Dataset items
◆ ◆ ◆ ◆ ◆

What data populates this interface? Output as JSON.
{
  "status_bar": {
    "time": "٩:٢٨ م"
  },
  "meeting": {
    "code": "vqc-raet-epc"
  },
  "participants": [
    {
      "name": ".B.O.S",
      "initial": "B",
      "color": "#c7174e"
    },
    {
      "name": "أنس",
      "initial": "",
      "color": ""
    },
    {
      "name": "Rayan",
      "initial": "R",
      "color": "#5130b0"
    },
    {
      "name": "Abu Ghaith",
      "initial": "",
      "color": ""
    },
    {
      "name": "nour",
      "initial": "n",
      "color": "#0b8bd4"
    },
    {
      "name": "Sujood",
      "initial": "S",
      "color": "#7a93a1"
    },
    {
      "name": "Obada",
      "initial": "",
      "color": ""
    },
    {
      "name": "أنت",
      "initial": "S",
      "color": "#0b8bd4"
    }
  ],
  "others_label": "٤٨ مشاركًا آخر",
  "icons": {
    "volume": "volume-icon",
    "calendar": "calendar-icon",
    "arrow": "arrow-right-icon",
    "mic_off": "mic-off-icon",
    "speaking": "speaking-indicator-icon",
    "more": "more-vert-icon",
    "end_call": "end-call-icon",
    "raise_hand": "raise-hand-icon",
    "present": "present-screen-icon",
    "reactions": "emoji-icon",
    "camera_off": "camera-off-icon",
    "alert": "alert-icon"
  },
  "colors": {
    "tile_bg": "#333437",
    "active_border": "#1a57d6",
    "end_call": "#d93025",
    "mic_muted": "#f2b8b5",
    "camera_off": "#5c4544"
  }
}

◆ ◆ ◆ ◆ ◆

#### [GIVEN EXERCISE]
Transcribe the data above in full, exactly.

#### [RESULT FOR THIS EXERCISE]
What data populates this interface? Output as JSON.
{
  "status_bar": {
    "time": "٩:٢٨ م"
  },
  "meeting": {
    "code": "vqc-raet-epc"
  },
  "participants": [
    {
      "name": ".B.O.S",
      "initial": "B",
      "color": "#c7174e"
    },
    {
      "name": "أنس",
      "initial": "",
      "color": ""
    },
    {
      "name": "Rayan",
      "initial": "R",
      "color": "#5130b0"
    },
    {
      "name": "Abu Ghaith",
      "initial": "",
      "color": ""
    },
    {
      "name": "nour",
      "initial": "n",
      "color": "#0b8bd4"
    },
    {
      "name": "Sujood",
      "initial": "S",
      "color": "#7a93a1"
    },
    {
      "name": "Obada",
      "initial": "",
      "color": ""
    },
    {
      "name": "أنت",
      "initial": "S",
      "color": "#0b8bd4"
    }
  ],
  "others_label": "٤٨ مشاركًا آخر",
  "icons": {
    "volume": "volume-icon",
    "calendar": "calendar-icon",
    "arrow": "arrow-right-icon",
    "mic_off": "mic-off-icon",
    "speaking": "speaking-indicator-icon",
    "more": "more-vert-icon",
    "end_call": "end-call-icon",
    "raise_hand": "raise-hand-icon",
    "present": "present-screen-icon",
    "reactions": "emoji-icon",
    "camera_off": "camera-off-icon",
    "alert": "alert-icon"
  },
  "colors": {
    "tile_bg": "#333437",
    "active_border": "#1a57d6",
    "end_call": "#d93025",
    "mic_muted": "#f2b8b5",
    "camera_off": "#5c4544"
  }
}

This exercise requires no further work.